[Items from a data source]
______

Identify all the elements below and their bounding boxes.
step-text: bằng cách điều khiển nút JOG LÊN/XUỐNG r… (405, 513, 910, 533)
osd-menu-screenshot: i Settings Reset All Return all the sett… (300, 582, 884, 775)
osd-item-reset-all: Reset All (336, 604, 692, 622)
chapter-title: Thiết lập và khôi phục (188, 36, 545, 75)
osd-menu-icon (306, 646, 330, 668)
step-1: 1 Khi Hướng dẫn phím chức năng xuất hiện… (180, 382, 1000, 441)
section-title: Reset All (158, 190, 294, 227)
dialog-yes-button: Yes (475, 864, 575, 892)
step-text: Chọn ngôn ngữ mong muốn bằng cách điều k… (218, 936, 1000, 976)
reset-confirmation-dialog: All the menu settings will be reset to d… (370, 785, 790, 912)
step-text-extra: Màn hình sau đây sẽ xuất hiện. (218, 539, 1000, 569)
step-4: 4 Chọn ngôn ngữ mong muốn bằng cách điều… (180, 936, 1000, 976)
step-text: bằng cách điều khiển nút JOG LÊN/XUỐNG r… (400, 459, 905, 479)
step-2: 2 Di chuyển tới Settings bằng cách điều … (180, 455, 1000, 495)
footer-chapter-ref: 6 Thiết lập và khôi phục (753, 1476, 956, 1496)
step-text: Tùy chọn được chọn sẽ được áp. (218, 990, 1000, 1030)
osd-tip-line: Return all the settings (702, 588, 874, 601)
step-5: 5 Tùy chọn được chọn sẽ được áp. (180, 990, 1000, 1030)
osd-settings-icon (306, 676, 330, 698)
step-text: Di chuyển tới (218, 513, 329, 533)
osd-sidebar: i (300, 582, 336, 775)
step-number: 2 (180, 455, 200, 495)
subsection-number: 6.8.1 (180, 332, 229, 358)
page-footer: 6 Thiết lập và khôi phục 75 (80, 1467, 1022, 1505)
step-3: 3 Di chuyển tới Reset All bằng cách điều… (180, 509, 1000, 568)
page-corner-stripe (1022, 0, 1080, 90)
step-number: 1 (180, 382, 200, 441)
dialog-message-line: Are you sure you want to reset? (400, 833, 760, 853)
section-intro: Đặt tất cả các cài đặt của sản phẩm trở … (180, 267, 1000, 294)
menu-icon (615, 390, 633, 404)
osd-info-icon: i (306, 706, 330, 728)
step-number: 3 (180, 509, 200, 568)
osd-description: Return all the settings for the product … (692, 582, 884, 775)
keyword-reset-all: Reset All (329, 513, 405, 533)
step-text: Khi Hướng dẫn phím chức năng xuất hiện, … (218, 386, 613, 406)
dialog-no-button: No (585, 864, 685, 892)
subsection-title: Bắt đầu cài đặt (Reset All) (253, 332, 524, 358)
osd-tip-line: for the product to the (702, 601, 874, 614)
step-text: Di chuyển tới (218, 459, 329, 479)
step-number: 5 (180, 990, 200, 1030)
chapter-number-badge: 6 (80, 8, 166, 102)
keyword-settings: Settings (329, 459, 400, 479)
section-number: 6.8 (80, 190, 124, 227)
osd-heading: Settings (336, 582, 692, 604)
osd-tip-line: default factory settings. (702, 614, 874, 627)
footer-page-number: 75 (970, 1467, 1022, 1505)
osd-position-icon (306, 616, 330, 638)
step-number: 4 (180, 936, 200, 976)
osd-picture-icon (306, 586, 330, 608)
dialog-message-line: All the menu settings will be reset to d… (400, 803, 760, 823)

______

What you need to do:
Edit the listing from its first line through the line containing "osd-item-reset-all: Reset All", inclusive, replacing "bounding boxes" with "bounding rectangles" and changing nothing else.

Exercise answer:
Identify all the elements below and their bounding rectangles.
step-text: bằng cách điều khiển nút JOG LÊN/XUỐNG r… (405, 513, 910, 533)
osd-menu-screenshot: i Settings Reset All Return all the sett… (300, 582, 884, 775)
osd-item-reset-all: Reset All (336, 604, 692, 622)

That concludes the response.